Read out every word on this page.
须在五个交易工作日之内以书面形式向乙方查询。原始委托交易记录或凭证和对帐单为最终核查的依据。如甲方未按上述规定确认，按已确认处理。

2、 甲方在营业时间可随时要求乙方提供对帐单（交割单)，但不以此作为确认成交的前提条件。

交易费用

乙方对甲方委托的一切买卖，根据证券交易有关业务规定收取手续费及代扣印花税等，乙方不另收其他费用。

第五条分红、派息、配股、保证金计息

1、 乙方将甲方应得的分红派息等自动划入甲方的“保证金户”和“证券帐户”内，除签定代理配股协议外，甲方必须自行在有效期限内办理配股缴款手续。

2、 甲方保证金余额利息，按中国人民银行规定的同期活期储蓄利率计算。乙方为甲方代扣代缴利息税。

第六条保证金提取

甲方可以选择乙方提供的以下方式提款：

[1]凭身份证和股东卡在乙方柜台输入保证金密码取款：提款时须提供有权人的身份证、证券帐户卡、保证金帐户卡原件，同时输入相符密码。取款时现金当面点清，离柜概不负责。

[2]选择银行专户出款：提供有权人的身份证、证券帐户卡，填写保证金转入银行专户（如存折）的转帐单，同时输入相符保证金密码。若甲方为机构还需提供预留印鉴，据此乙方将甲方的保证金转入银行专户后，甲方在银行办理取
○ ○ ○ ○ ○ ○ ○
Task instructions:
Generate an exact reproduction of all entries.

Result for this task:
Read out every word on this page.
须在五个交易工作日之内以书面形式向乙方查询。原始委托交易记录或凭证和对帐单为最终核查的依据。如甲方未按上述规定确认，按已确认处理。

2、 甲方在营业时间可随时要求乙方提供对帐单（交割单)，但不以此作为确认成交的前提条件。

交易费用

乙方对甲方委托的一切买卖，根据证券交易有关业务规定收取手续费及代扣印花税等，乙方不另收其他费用。

第五条分红、派息、配股、保证金计息

1、 乙方将甲方应得的分红派息等自动划入甲方的“保证金户”和“证券帐户”内，除签定代理配股协议外，甲方必须自行在有效期限内办理配股缴款手续。

2、 甲方保证金余额利息，按中国人民银行规定的同期活期储蓄利率计算。乙方为甲方代扣代缴利息税。

第六条保证金提取

甲方可以选择乙方提供的以下方式提款：

[1]凭身份证和股东卡在乙方柜台输入保证金密码取款：提款时须提供有权人的身份证、证券帐户卡、保证金帐户卡原件，同时输入相符密码。取款时现金当面点清，离柜概不负责。

[2]选择银行专户出款：提供有权人的身份证、证券帐户卡，填写保证金转入银行专户（如存折）的转帐单，同时输入相符保证金密码。若甲方为机构还需提供预留印鉴，据此乙方将甲方的保证金转入银行专户后，甲方在银行办理取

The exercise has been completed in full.